# Work to complete:
Wherever "text" appears in a line, copy that line.

[Dataset entries]
---+---

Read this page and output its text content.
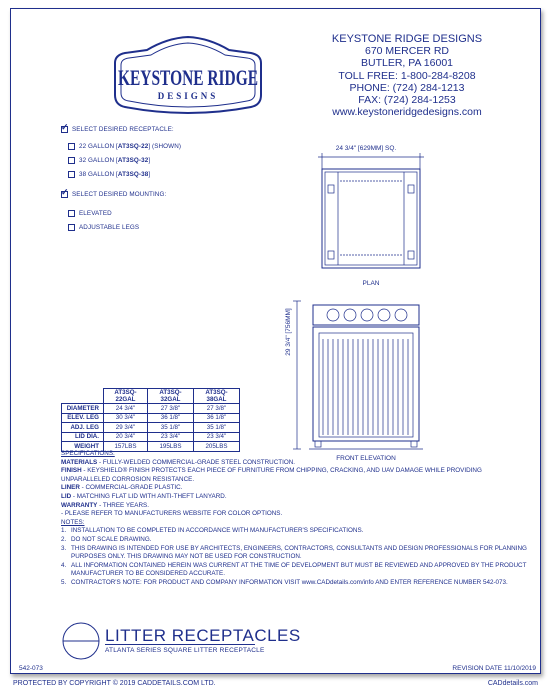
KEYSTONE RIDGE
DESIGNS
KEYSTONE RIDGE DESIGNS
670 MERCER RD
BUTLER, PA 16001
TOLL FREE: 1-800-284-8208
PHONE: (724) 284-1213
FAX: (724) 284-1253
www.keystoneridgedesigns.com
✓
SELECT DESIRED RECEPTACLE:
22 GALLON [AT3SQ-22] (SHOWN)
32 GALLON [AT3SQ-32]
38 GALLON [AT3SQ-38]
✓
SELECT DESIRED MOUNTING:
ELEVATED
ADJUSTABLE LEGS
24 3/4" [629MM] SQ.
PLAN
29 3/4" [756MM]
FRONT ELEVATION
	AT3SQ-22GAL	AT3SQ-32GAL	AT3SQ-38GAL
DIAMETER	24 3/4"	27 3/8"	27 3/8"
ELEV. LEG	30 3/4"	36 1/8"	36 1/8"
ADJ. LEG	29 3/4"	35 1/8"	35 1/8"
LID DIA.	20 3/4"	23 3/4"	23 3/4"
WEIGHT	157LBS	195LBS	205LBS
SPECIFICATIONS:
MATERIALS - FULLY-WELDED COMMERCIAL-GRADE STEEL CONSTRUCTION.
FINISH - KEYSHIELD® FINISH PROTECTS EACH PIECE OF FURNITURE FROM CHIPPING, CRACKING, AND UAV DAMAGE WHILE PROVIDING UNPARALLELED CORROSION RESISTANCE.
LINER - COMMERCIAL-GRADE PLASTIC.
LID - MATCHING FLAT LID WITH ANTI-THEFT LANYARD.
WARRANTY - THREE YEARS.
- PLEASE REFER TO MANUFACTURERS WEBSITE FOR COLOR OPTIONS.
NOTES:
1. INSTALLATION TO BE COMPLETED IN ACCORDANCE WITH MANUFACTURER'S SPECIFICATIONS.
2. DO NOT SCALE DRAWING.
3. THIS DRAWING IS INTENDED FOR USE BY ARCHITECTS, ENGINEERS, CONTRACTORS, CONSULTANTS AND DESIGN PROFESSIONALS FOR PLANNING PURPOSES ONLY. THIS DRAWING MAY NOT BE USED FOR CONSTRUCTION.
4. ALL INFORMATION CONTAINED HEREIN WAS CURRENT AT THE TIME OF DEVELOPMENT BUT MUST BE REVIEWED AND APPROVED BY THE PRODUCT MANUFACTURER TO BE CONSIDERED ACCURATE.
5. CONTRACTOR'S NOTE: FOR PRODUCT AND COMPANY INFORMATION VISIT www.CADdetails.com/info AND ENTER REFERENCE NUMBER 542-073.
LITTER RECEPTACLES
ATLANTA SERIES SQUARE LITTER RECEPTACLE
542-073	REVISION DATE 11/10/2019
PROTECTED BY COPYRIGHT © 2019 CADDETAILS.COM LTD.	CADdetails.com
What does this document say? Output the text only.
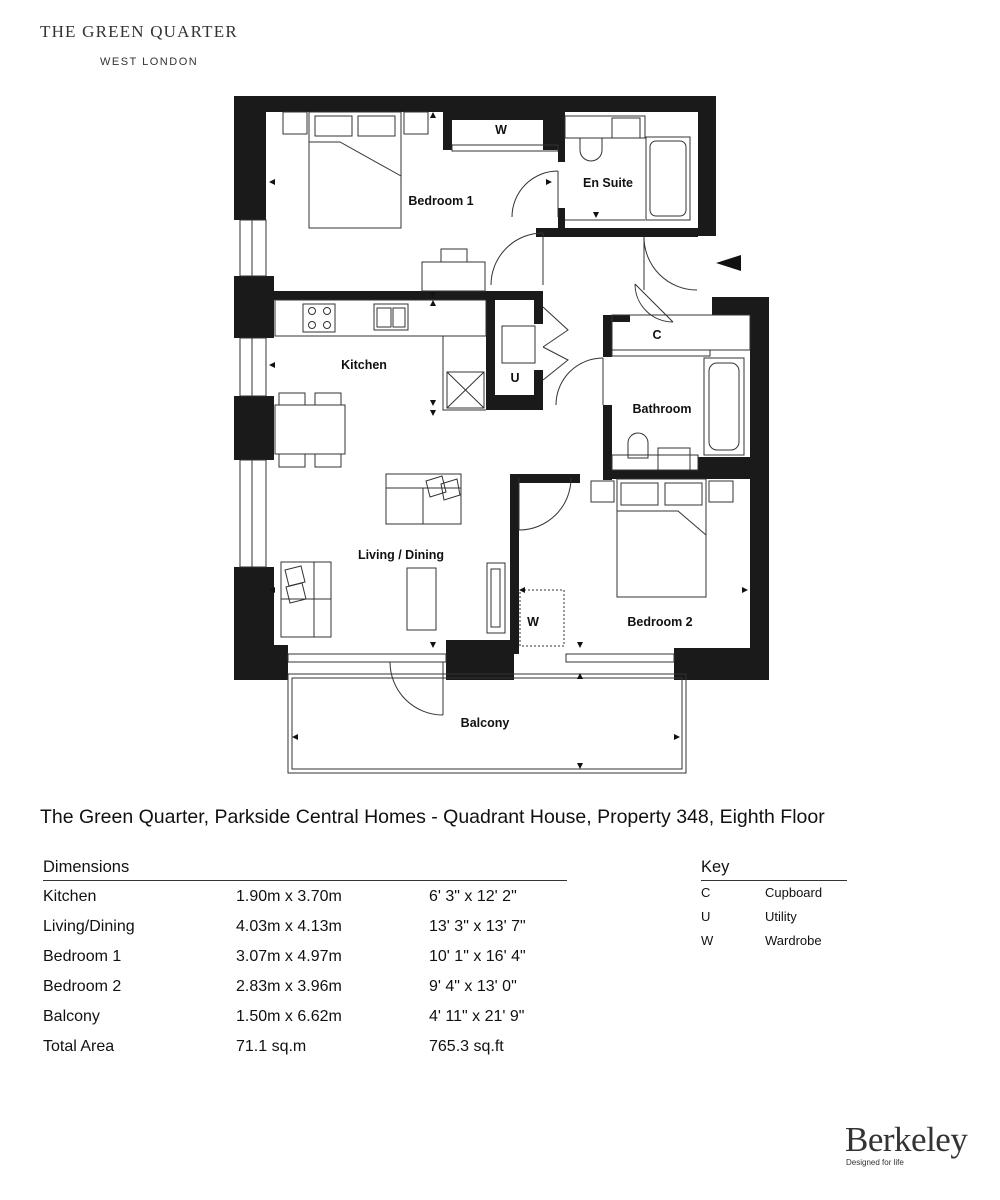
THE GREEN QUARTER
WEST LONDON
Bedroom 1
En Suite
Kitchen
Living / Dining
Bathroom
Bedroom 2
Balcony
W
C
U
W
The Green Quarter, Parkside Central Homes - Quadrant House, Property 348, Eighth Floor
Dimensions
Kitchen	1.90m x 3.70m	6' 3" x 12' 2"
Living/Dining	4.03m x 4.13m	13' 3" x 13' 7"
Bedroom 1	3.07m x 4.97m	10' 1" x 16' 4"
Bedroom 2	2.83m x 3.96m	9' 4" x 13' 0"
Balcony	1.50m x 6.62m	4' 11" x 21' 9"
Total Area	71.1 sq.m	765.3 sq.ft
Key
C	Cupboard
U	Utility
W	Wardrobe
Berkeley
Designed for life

---+---

# Final answer:
Read this page and output its text content.
What does this document say? Output the text only.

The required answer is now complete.